**TASK INSTRUCTIONS**
Print the entries below word for word; the pictures stay out of your copy.
-- Begin EXERCISE MATERIAL --
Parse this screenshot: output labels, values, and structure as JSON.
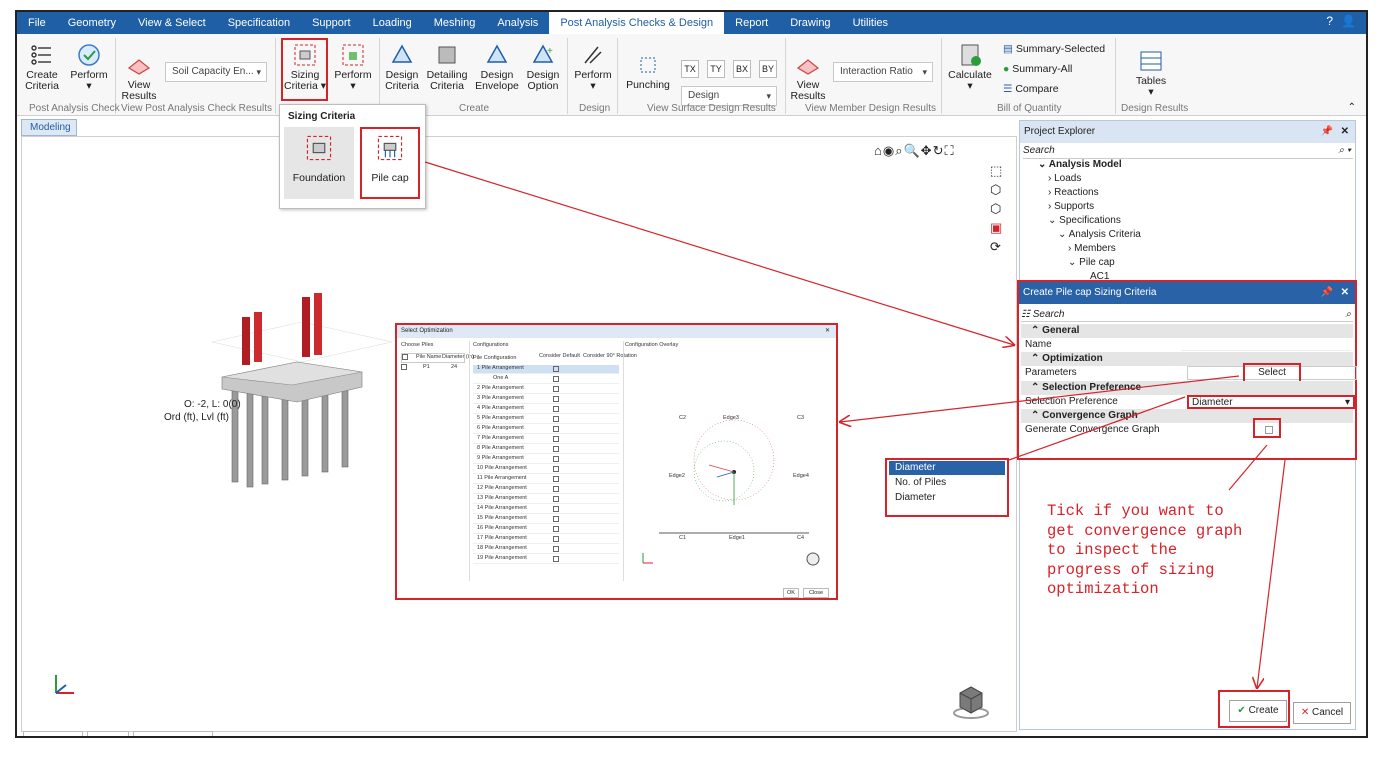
{
  "menu": [
    "File",
    "Geometry",
    "View & Select",
    "Specification",
    "Support",
    "Loading",
    "Meshing",
    "Analysis",
    "Post Analysis Checks & Design",
    "Report",
    "Drawing",
    "Utilities"
  ],
  "menu_active": "Post Analysis Checks & Design",
  "ribbon": {
    "create_criteria": "Create\nCriteria",
    "perform1": "Perform",
    "view_results1": "View\nResults",
    "soil_capacity": "Soil Capacity En...",
    "sizing_criteria": "Sizing\nCriteria ▾",
    "perform2": "Perform",
    "design_criteria": "Design\nCriteria",
    "detailing_criteria": "Detailing\nCriteria",
    "design_envelope": "Design\nEnvelope",
    "design_option": "Design\nOption",
    "perform3": "Perform",
    "punching": "Punching",
    "tx": "TX",
    "ty": "TY",
    "bx": "BX",
    "by": "BY",
    "design_dd": "Design",
    "view_results2": "View\nResults",
    "interaction_ratio": "Interaction Ratio",
    "calculate": "Calculate",
    "summary_selected": "Summary-Selected",
    "summary_all": "Summary-All",
    "compare": "Compare",
    "tables": "Tables",
    "groups": {
      "post_analysis_check": "Post Analysis Check",
      "view_post": "View Post Analysis Check Results",
      "create": "Create",
      "design": "Design",
      "view_surface": "View Surface Design Results",
      "view_member": "View Member Design Results",
      "boq": "Bill of Quantity",
      "design_results": "Design Results"
    }
  },
  "sizing_popup": {
    "title": "Sizing Criteria",
    "foundation": "Foundation",
    "pile_cap": "Pile cap"
  },
  "tabs": {
    "modeling": "Modeling"
  },
  "viewport": {
    "coord_line1": "O: -2, L: 0(0)",
    "coord_line2": "Ord (ft), Lvl (ft)"
  },
  "project_explorer": {
    "title": "Project Explorer",
    "search": "Search",
    "items": [
      "Analysis Model",
      "Loads",
      "Reactions",
      "Supports",
      "Specifications",
      "Analysis Criteria",
      "Members",
      "Pile cap",
      "AC1"
    ]
  },
  "dialog": {
    "title": "Create Pile cap Sizing Criteria",
    "search": "Search",
    "general": "General",
    "name": "Name",
    "optimization": "Optimization",
    "parameters": "Parameters",
    "select_btn": "Select",
    "selection_pref_section": "Selection Preference",
    "selection_pref": "Selection Preference",
    "selection_value": "Diameter",
    "convergence_section": "Convergence Graph",
    "generate_convergence": "Generate Convergence Graph",
    "create": "Create",
    "cancel": "Cancel"
  },
  "pref_list": [
    "Diameter",
    "No. of Piles",
    "Diameter"
  ],
  "select_optimization": {
    "title": "Select Optimization",
    "choose_piles": "Choose Piles",
    "pile_name": "Pile Name",
    "diameter_in": "Diameter (in)",
    "pile_row_name": "P1",
    "pile_row_dia": "24",
    "configurations": "Configurations",
    "pile_configuration": "Pile Configuration",
    "consider_default": "Consider Default",
    "consider_90": "Consider 90° Rotation",
    "config_overlay": "Configuration Overlay",
    "rows": [
      "1 Pile Arrangement",
      "One A",
      "2 Pile Arrangement",
      "3 Pile Arrangement",
      "4 Pile Arrangement",
      "5 Pile Arrangement",
      "6 Pile Arrangement",
      "7 Pile Arrangement",
      "8 Pile Arrangement",
      "9 Pile Arrangement",
      "10 Pile Arrangement",
      "11 Pile Arrangement",
      "12 Pile Arrangement",
      "13 Pile Arrangement",
      "14 Pile Arrangement",
      "15 Pile Arrangement",
      "16 Pile Arrangement",
      "17 Pile Arrangement",
      "18 Pile Arrangement",
      "19 Pile Arrangement"
    ],
    "labels": {
      "c1": "C1",
      "c2": "C2",
      "c3": "C3",
      "c4": "C4",
      "edge1": "Edge1",
      "edge2": "Edge2",
      "edge3": "Edge3",
      "edge4": "Edge4"
    },
    "ok": "OK",
    "close": "Close"
  },
  "annotation": [
    "Tick if you want to",
    "get convergence graph",
    "to inspect the",
    "progress of sizing",
    "optimization"
  ],
  "colors": {
    "accent": "#1f5fa6",
    "highlight": "#d6232a"
  }
}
-- End EXERCISE MATERIAL --
**TASK OUTPUT**
Parse this screenshot: output labels, values, and structure as JSON.
{
  "menu": [
    "File",
    "Geometry",
    "View & Select",
    "Specification",
    "Support",
    "Loading",
    "Meshing",
    "Analysis",
    "Post Analysis Checks & Design",
    "Report",
    "Drawing",
    "Utilities"
  ],
  "menu_active": "Post Analysis Checks & Design",
  "ribbon": {
    "create_criteria": "Create\nCriteria",
    "perform1": "Perform",
    "view_results1": "View\nResults",
    "soil_capacity": "Soil Capacity En...",
    "sizing_criteria": "Sizing\nCriteria ▾",
    "perform2": "Perform",
    "design_criteria": "Design\nCriteria",
    "detailing_criteria": "Detailing\nCriteria",
    "design_envelope": "Design\nEnvelope",
    "design_option": "Design\nOption",
    "perform3": "Perform",
    "punching": "Punching",
    "tx": "TX",
    "ty": "TY",
    "bx": "BX",
    "by": "BY",
    "design_dd": "Design",
    "view_results2": "View\nResults",
    "interaction_ratio": "Interaction Ratio",
    "calculate": "Calculate",
    "summary_selected": "Summary-Selected",
    "summary_all": "Summary-All",
    "compare": "Compare",
    "tables": "Tables",
    "groups": {
      "post_analysis_check": "Post Analysis Check",
      "view_post": "View Post Analysis Check Results",
      "create": "Create",
      "design": "Design",
      "view_surface": "View Surface Design Results",
      "view_member": "View Member Design Results",
      "boq": "Bill of Quantity",
      "design_results": "Design Results"
    }
  },
  "sizing_popup": {
    "title": "Sizing Criteria",
    "foundation": "Foundation",
    "pile_cap": "Pile cap"
  },
  "tabs": {
    "modeling": "Modeling"
  },
  "viewport": {
    "coord_line1": "O: -2, L: 0(0)",
    "coord_line2": "Ord (ft), Lvl (ft)"
  },
  "project_explorer": {
    "title": "Project Explorer",
    "search": "Search",
    "items": [
      "Analysis Model",
      "Loads",
      "Reactions",
      "Supports",
      "Specifications",
      "Analysis Criteria",
      "Members",
      "Pile cap",
      "AC1"
    ]
  },
  "dialog": {
    "title": "Create Pile cap Sizing Criteria",
    "search": "Search",
    "general": "General",
    "name": "Name",
    "optimization": "Optimization",
    "parameters": "Parameters",
    "select_btn": "Select",
    "selection_pref_section": "Selection Preference",
    "selection_pref": "Selection Preference",
    "selection_value": "Diameter",
    "convergence_section": "Convergence Graph",
    "generate_convergence": "Generate Convergence Graph",
    "create": "Create",
    "cancel": "Cancel"
  },
  "pref_list": [
    "Diameter",
    "No. of Piles",
    "Diameter"
  ],
  "select_optimization": {
    "title": "Select Optimization",
    "choose_piles": "Choose Piles",
    "pile_name": "Pile Name",
    "diameter_in": "Diameter (in)",
    "pile_row_name": "P1",
    "pile_row_dia": "24",
    "configurations": "Configurations",
    "pile_configuration": "Pile Configuration",
    "consider_default": "Consider Default",
    "consider_90": "Consider 90° Rotation",
    "config_overlay": "Configuration Overlay",
    "rows": [
      "1 Pile Arrangement",
      "One A",
      "2 Pile Arrangement",
      "3 Pile Arrangement",
      "4 Pile Arrangement",
      "5 Pile Arrangement",
      "6 Pile Arrangement",
      "7 Pile Arrangement",
      "8 Pile Arrangement",
      "9 Pile Arrangement",
      "10 Pile Arrangement",
      "11 Pile Arrangement",
      "12 Pile Arrangement",
      "13 Pile Arrangement",
      "14 Pile Arrangement",
      "15 Pile Arrangement",
      "16 Pile Arrangement",
      "17 Pile Arrangement",
      "18 Pile Arrangement",
      "19 Pile Arrangement"
    ],
    "labels": {
      "c1": "C1",
      "c2": "C2",
      "c3": "C3",
      "c4": "C4",
      "edge1": "Edge1",
      "edge2": "Edge2",
      "edge3": "Edge3",
      "edge4": "Edge4"
    },
    "ok": "OK",
    "close": "Close"
  },
  "annotation": [
    "Tick if you want to",
    "get convergence graph",
    "to inspect the",
    "progress of sizing",
    "optimization"
  ],
  "colors": {
    "accent": "#1f5fa6",
    "highlight": "#d6232a"
  }
}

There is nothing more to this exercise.